GOAL OF THE EXERCISE> Make an exact copy of the data below, leaving out every picture.

LISTED ENTRIES>
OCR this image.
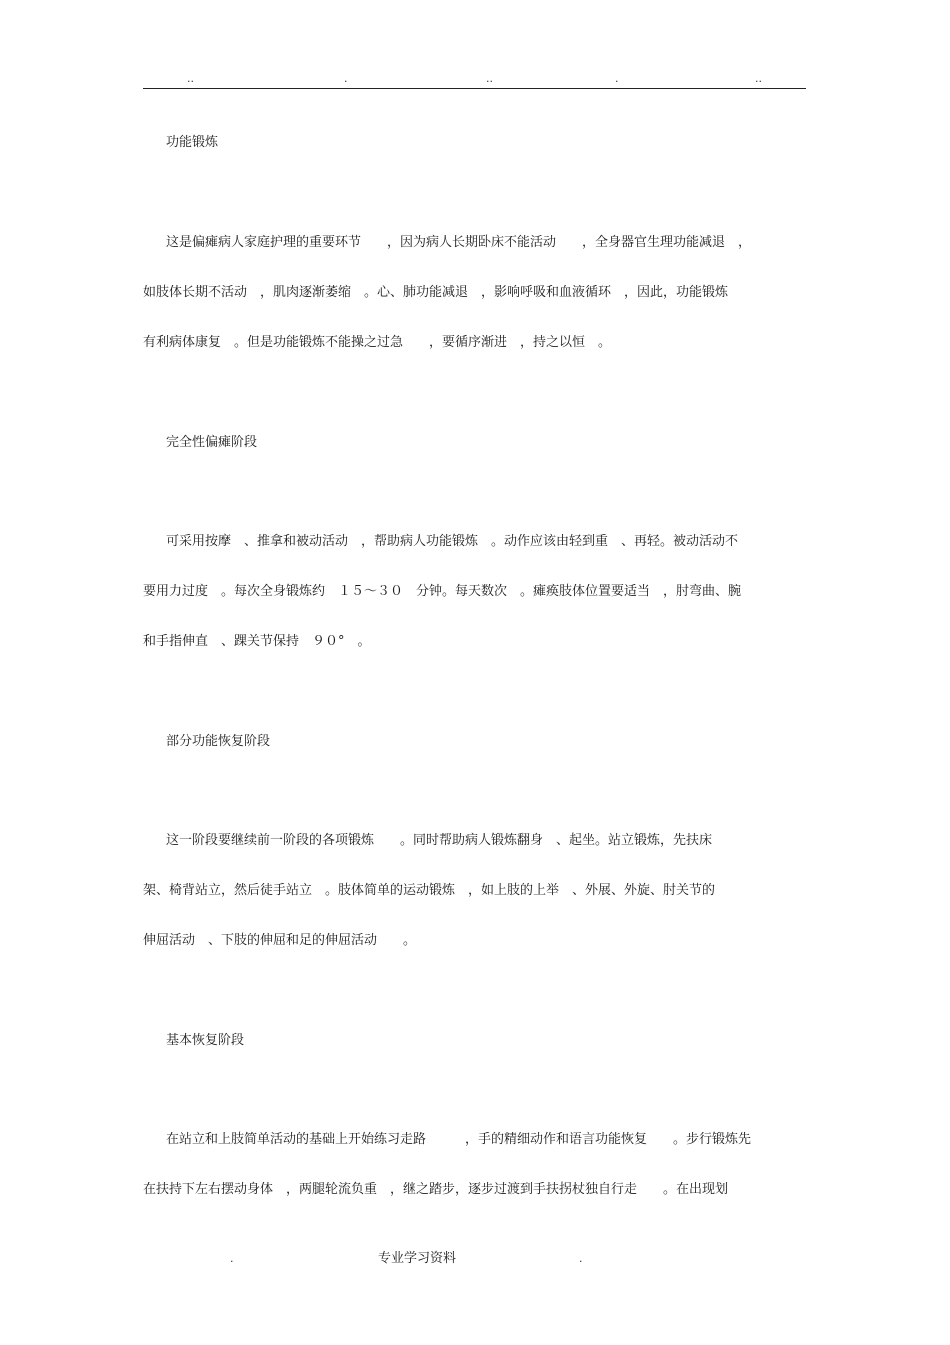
..	.	..	.	..
功能锻炼
这是偏瘫病人家庭护理的重要环节　　，因为病人长期卧床不能活动　　，全身器官生理功能减退　，
如肢体长期不活动　，肌肉逐渐萎缩　。心、肺功能减退　，影响呼吸和血液循环　，因此，功能锻炼
有利病体康复　。但是功能锻炼不能操之过急　　，要循序渐进　，持之以恒　。
完全性偏瘫阶段
可采用按摩　、推拿和被动活动　，帮助病人功能锻炼　。动作应该由轻到重　、再轻。被动活动不
要用力过度　。每次全身锻炼约　１５～３０　分钟。每天数次　。瘫痪肢体位置要适当　，肘弯曲、腕
和手指伸直　、踝关节保持　９０°　。
部分功能恢复阶段
这一阶段要继续前一阶段的各项锻炼　　。同时帮助病人锻炼翻身　、起坐。站立锻炼，先扶床
架、椅背站立，然后徒手站立　。肢体简单的运动锻炼　，如上肢的上举　、外展、外旋、肘关节的
伸屈活动　、下肢的伸屈和足的伸屈活动　　。
基本恢复阶段
在站立和上肢简单活动的基础上开始练习走路　　　，手的精细动作和语言功能恢复　　。步行锻炼先
在扶持下左右摆动身体　，两腿轮流负重　，继之踏步，逐步过渡到手扶拐杖独自行走　　。在出现划
.	专业学习资料	.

FINAL RESULT>
OCR this image.
..	.	..	.	..
功能锻炼
这是偏瘫病人家庭护理的重要环节　　，因为病人长期卧床不能活动　　，全身器官生理功能减退　，
如肢体长期不活动　，肌肉逐渐萎缩　。心、肺功能减退　，影响呼吸和血液循环　，因此，功能锻炼
有利病体康复　。但是功能锻炼不能操之过急　　，要循序渐进　，持之以恒　。
完全性偏瘫阶段
可采用按摩　、推拿和被动活动　，帮助病人功能锻炼　。动作应该由轻到重　、再轻。被动活动不
要用力过度　。每次全身锻炼约　１５～３０　分钟。每天数次　。瘫痪肢体位置要适当　，肘弯曲、腕
和手指伸直　、踝关节保持　９０°　。
部分功能恢复阶段
这一阶段要继续前一阶段的各项锻炼　　。同时帮助病人锻炼翻身　、起坐。站立锻炼，先扶床
架、椅背站立，然后徒手站立　。肢体简单的运动锻炼　，如上肢的上举　、外展、外旋、肘关节的
伸屈活动　、下肢的伸屈和足的伸屈活动　　。
基本恢复阶段
在站立和上肢简单活动的基础上开始练习走路　　　，手的精细动作和语言功能恢复　　。步行锻炼先
在扶持下左右摆动身体　，两腿轮流负重　，继之踏步，逐步过渡到手扶拐杖独自行走　　。在出现划
.	专业学习资料	.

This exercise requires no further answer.